• EXCERPTED DATA
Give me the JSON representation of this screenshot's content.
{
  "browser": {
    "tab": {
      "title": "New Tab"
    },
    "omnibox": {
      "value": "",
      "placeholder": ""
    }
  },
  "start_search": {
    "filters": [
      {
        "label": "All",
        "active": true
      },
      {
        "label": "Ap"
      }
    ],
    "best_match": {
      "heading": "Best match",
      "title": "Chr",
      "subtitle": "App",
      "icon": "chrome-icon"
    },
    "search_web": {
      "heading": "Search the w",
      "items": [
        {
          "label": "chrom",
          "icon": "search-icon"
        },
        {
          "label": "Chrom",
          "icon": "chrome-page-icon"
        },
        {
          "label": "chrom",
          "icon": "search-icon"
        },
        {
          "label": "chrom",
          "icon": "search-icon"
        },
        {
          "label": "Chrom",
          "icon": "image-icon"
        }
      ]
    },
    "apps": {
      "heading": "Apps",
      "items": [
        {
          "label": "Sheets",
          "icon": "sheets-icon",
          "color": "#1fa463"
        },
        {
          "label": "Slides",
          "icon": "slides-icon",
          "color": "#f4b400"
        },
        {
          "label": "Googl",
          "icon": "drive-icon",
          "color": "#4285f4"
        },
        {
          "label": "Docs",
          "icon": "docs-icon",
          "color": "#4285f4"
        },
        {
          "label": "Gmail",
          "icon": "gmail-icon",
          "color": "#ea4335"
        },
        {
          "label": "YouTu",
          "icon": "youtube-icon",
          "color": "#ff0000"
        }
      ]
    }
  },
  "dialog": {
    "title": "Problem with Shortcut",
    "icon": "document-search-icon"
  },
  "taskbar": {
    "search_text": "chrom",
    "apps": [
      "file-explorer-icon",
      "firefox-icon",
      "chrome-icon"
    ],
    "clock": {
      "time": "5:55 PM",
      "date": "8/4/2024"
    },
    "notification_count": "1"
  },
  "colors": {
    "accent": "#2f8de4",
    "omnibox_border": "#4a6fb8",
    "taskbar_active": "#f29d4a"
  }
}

• TASK REQUIREMENTS
Reproduce each record exactly as it appears.

• RESULT
Give me the JSON representation of this screenshot's content.
{
  "browser": {
    "tab": {
      "title": "New Tab"
    },
    "omnibox": {
      "value": "",
      "placeholder": ""
    }
  },
  "start_search": {
    "filters": [
      {
        "label": "All",
        "active": true
      },
      {
        "label": "Ap"
      }
    ],
    "best_match": {
      "heading": "Best match",
      "title": "Chr",
      "subtitle": "App",
      "icon": "chrome-icon"
    },
    "search_web": {
      "heading": "Search the w",
      "items": [
        {
          "label": "chrom",
          "icon": "search-icon"
        },
        {
          "label": "Chrom",
          "icon": "chrome-page-icon"
        },
        {
          "label": "chrom",
          "icon": "search-icon"
        },
        {
          "label": "chrom",
          "icon": "search-icon"
        },
        {
          "label": "Chrom",
          "icon": "image-icon"
        }
      ]
    },
    "apps": {
      "heading": "Apps",
      "items": [
        {
          "label": "Sheets",
          "icon": "sheets-icon",
          "color": "#1fa463"
        },
        {
          "label": "Slides",
          "icon": "slides-icon",
          "color": "#f4b400"
        },
        {
          "label": "Googl",
          "icon": "drive-icon",
          "color": "#4285f4"
        },
        {
          "label": "Docs",
          "icon": "docs-icon",
          "color": "#4285f4"
        },
        {
          "label": "Gmail",
          "icon": "gmail-icon",
          "color": "#ea4335"
        },
        {
          "label": "YouTu",
          "icon": "youtube-icon",
          "color": "#ff0000"
        }
      ]
    }
  },
  "dialog": {
    "title": "Problem with Shortcut",
    "icon": "document-search-icon"
  },
  "taskbar": {
    "search_text": "chrom",
    "apps": [
      "file-explorer-icon",
      "firefox-icon",
      "chrome-icon"
    ],
    "clock": {
      "time": "5:55 PM",
      "date": "8/4/2024"
    },
    "notification_count": "1"
  },
  "colors": {
    "accent": "#2f8de4",
    "omnibox_border": "#4a6fb8",
    "taskbar_active": "#f29d4a"
  }
}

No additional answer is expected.